* _TASK PROMPT_
Write out the records again, exactly, leaving none out.

- - - - -

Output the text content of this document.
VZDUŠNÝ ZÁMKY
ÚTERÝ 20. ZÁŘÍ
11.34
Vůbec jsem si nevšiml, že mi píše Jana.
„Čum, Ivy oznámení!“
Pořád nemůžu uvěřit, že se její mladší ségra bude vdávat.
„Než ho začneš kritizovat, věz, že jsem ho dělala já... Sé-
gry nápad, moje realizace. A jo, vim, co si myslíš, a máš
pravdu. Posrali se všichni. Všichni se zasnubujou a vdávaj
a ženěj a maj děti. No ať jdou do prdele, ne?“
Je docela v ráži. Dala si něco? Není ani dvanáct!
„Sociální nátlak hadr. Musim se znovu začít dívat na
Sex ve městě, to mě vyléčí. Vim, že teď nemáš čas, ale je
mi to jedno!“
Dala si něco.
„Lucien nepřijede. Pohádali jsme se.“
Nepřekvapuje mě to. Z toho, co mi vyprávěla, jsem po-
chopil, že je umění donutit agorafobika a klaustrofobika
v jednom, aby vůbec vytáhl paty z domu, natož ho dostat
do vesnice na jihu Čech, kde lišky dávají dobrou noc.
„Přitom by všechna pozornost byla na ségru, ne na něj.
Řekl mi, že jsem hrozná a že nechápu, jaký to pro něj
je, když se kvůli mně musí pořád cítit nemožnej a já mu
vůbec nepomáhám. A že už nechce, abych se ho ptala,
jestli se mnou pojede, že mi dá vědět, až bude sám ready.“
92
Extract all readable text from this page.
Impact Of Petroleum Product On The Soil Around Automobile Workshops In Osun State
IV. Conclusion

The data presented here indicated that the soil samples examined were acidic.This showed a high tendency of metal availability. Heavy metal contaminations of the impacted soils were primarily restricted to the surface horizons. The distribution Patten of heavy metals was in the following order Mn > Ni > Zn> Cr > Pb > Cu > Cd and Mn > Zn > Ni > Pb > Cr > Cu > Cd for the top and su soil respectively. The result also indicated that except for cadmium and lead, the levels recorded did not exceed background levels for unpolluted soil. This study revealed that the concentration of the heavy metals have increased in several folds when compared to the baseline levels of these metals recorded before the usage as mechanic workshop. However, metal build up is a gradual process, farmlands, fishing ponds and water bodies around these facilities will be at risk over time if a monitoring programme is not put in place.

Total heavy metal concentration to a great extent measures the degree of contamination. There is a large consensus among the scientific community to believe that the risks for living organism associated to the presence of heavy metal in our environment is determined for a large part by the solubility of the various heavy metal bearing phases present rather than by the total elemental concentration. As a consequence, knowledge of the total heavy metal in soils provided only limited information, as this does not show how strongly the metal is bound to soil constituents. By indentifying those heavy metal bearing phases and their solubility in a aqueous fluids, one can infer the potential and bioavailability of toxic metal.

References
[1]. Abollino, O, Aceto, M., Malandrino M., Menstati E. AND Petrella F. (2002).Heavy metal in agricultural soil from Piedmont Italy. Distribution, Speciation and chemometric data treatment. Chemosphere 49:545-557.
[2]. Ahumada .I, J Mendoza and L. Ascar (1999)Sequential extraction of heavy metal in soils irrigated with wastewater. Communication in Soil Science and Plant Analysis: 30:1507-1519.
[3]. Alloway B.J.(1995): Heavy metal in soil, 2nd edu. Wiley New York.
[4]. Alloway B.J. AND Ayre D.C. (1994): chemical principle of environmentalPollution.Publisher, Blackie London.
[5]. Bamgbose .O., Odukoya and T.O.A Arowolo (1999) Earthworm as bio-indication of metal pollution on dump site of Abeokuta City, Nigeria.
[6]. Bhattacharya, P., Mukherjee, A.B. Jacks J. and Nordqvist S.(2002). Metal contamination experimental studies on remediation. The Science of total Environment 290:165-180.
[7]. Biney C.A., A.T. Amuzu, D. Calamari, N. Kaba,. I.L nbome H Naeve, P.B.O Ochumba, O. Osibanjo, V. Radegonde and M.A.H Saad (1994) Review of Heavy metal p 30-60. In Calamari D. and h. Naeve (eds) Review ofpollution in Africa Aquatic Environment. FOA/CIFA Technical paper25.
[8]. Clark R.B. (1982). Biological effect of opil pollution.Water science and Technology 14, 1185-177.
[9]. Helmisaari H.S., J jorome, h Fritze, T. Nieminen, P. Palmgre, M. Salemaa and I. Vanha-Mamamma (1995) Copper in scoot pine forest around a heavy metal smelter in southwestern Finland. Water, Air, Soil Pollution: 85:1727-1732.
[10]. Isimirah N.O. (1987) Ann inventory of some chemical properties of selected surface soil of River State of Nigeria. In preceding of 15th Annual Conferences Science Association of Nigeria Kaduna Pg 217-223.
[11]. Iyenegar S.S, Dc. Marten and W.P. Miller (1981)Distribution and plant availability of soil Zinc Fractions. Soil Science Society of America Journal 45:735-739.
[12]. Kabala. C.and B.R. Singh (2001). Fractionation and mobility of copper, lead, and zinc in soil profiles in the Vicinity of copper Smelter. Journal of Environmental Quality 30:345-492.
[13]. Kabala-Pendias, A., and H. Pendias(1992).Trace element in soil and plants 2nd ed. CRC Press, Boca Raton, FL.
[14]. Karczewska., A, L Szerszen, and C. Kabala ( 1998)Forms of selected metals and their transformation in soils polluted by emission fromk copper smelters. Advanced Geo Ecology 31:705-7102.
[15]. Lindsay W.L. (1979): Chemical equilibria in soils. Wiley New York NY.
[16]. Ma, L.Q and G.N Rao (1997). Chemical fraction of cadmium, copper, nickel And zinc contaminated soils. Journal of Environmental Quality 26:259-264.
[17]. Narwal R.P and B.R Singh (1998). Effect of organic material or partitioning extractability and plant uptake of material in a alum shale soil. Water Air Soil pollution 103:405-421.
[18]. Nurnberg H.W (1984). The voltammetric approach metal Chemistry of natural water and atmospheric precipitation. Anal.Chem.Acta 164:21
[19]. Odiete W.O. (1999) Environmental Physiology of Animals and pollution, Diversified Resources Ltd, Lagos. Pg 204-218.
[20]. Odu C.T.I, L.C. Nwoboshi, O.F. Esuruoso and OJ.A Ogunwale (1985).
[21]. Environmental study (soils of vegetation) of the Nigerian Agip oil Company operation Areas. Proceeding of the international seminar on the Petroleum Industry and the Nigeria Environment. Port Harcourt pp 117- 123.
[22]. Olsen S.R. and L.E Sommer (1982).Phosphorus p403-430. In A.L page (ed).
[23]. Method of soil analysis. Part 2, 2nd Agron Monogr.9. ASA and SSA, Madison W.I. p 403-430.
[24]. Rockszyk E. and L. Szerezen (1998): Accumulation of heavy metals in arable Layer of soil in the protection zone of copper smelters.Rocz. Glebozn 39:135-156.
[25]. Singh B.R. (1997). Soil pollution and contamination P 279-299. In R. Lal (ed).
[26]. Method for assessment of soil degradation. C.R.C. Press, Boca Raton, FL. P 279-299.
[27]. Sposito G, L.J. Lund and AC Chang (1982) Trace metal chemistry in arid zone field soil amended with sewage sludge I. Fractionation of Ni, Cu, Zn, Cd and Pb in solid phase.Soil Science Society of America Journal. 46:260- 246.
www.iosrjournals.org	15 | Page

- - - - -

* _TASK RESULT_
Output the text content of this document.
VZDUŠNÝ ZÁMKY
ÚTERÝ 20. ZÁŘÍ
11.34
Vůbec jsem si nevšiml, že mi píše Jana.
„Čum, Ivy oznámení!“
Pořád nemůžu uvěřit, že se její mladší ségra bude vdávat.
„Než ho začneš kritizovat, věz, že jsem ho dělala já... Sé-
gry nápad, moje realizace. A jo, vim, co si myslíš, a máš
pravdu. Posrali se všichni. Všichni se zasnubujou a vdávaj
a ženěj a maj děti. No ať jdou do prdele, ne?“
Je docela v ráži. Dala si něco? Není ani dvanáct!
„Sociální nátlak hadr. Musim se znovu začít dívat na
Sex ve městě, to mě vyléčí. Vim, že teď nemáš čas, ale je
mi to jedno!“
Dala si něco.
„Lucien nepřijede. Pohádali jsme se.“
Nepřekvapuje mě to. Z toho, co mi vyprávěla, jsem po-
chopil, že je umění donutit agorafobika a klaustrofobika
v jednom, aby vůbec vytáhl paty z domu, natož ho dostat
do vesnice na jihu Čech, kde lišky dávají dobrou noc.
„Přitom by všechna pozornost byla na ségru, ne na něj.
Řekl mi, že jsem hrozná a že nechápu, jaký to pro něj
je, když se kvůli mně musí pořád cítit nemožnej a já mu
vůbec nepomáhám. A že už nechce, abych se ho ptala,
jestli se mnou pojede, že mi dá vědět, až bude sám ready.“
92
Extract all readable text from this page.
Impact Of Petroleum Product On The Soil Around Automobile Workshops In Osun State
IV. Conclusion

The data presented here indicated that the soil samples examined were acidic.This showed a high tendency of metal availability. Heavy metal contaminations of the impacted soils were primarily restricted to the surface horizons. The distribution Patten of heavy metals was in the following order Mn > Ni > Zn> Cr > Pb > Cu > Cd and Mn > Zn > Ni > Pb > Cr > Cu > Cd for the top and su soil respectively. The result also indicated that except for cadmium and lead, the levels recorded did not exceed background levels for unpolluted soil. This study revealed that the concentration of the heavy metals have increased in several folds when compared to the baseline levels of these metals recorded before the usage as mechanic workshop. However, metal build up is a gradual process, farmlands, fishing ponds and water bodies around these facilities will be at risk over time if a monitoring programme is not put in place.

Total heavy metal concentration to a great extent measures the degree of contamination. There is a large consensus among the scientific community to believe that the risks for living organism associated to the presence of heavy metal in our environment is determined for a large part by the solubility of the various heavy metal bearing phases present rather than by the total elemental concentration. As a consequence, knowledge of the total heavy metal in soils provided only limited information, as this does not show how strongly the metal is bound to soil constituents. By indentifying those heavy metal bearing phases and their solubility in a aqueous fluids, one can infer the potential and bioavailability of toxic metal.

References
[1]. Abollino, O, Aceto, M., Malandrino M., Menstati E. AND Petrella F. (2002).Heavy metal in agricultural soil from Piedmont Italy. Distribution, Speciation and chemometric data treatment. Chemosphere 49:545-557.
[2]. Ahumada .I, J Mendoza and L. Ascar (1999)Sequential extraction of heavy metal in soils irrigated with wastewater. Communication in Soil Science and Plant Analysis: 30:1507-1519.
[3]. Alloway B.J.(1995): Heavy metal in soil, 2nd edu. Wiley New York.
[4]. Alloway B.J. AND Ayre D.C. (1994): chemical principle of environmentalPollution.Publisher, Blackie London.
[5]. Bamgbose .O., Odukoya and T.O.A Arowolo (1999) Earthworm as bio-indication of metal pollution on dump site of Abeokuta City, Nigeria.
[6]. Bhattacharya, P., Mukherjee, A.B. Jacks J. and Nordqvist S.(2002). Metal contamination experimental studies on remediation. The Science of total Environment 290:165-180.
[7]. Biney C.A., A.T. Amuzu, D. Calamari, N. Kaba,. I.L nbome H Naeve, P.B.O Ochumba, O. Osibanjo, V. Radegonde and M.A.H Saad (1994) Review of Heavy metal p 30-60. In Calamari D. and h. Naeve (eds) Review ofpollution in Africa Aquatic Environment. FOA/CIFA Technical paper25.
[8]. Clark R.B. (1982). Biological effect of opil pollution.Water science and Technology 14, 1185-177.
[9]. Helmisaari H.S., J jorome, h Fritze, T. Nieminen, P. Palmgre, M. Salemaa and I. Vanha-Mamamma (1995) Copper in scoot pine forest around a heavy metal smelter in southwestern Finland. Water, Air, Soil Pollution: 85:1727-1732.
[10]. Isimirah N.O. (1987) Ann inventory of some chemical properties of selected surface soil of River State of Nigeria. In preceding of 15th Annual Conferences Science Association of Nigeria Kaduna Pg 217-223.
[11]. Iyenegar S.S, Dc. Marten and W.P. Miller (1981)Distribution and plant availability of soil Zinc Fractions. Soil Science Society of America Journal 45:735-739.
[12]. Kabala. C.and B.R. Singh (2001). Fractionation and mobility of copper, lead, and zinc in soil profiles in the Vicinity of copper Smelter. Journal of Environmental Quality 30:345-492.
[13]. Kabala-Pendias, A., and H. Pendias(1992).Trace element in soil and plants 2nd ed. CRC Press, Boca Raton, FL.
[14]. Karczewska., A, L Szerszen, and C. Kabala ( 1998)Forms of selected metals and their transformation in soils polluted by emission fromk copper smelters. Advanced Geo Ecology 31:705-7102.
[15]. Lindsay W.L. (1979): Chemical equilibria in soils. Wiley New York NY.
[16]. Ma, L.Q and G.N Rao (1997). Chemical fraction of cadmium, copper, nickel And zinc contaminated soils. Journal of Environmental Quality 26:259-264.
[17]. Narwal R.P and B.R Singh (1998). Effect of organic material or partitioning extractability and plant uptake of material in a alum shale soil. Water Air Soil pollution 103:405-421.
[18]. Nurnberg H.W (1984). The voltammetric approach metal Chemistry of natural water and atmospheric precipitation. Anal.Chem.Acta 164:21
[19]. Odiete W.O. (1999) Environmental Physiology of Animals and pollution, Diversified Resources Ltd, Lagos. Pg 204-218.
[20]. Odu C.T.I, L.C. Nwoboshi, O.F. Esuruoso and OJ.A Ogunwale (1985).
[21]. Environmental study (soils of vegetation) of the Nigerian Agip oil Company operation Areas. Proceeding of the international seminar on the Petroleum Industry and the Nigeria Environment. Port Harcourt pp 117- 123.
[22]. Olsen S.R. and L.E Sommer (1982).Phosphorus p403-430. In A.L page (ed).
[23]. Method of soil analysis. Part 2, 2nd Agron Monogr.9. ASA and SSA, Madison W.I. p 403-430.
[24]. Rockszyk E. and L. Szerezen (1998): Accumulation of heavy metals in arable Layer of soil in the protection zone of copper smelters.Rocz. Glebozn 39:135-156.
[25]. Singh B.R. (1997). Soil pollution and contamination P 279-299. In R. Lal (ed).
[26]. Method for assessment of soil degradation. C.R.C. Press, Boca Raton, FL. P 279-299.
[27]. Sposito G, L.J. Lund and AC Chang (1982) Trace metal chemistry in arid zone field soil amended with sewage sludge I. Fractionation of Ni, Cu, Zn, Cd and Pb in solid phase.Soil Science Society of America Journal. 46:260- 246.
www.iosrjournals.org	15 | Page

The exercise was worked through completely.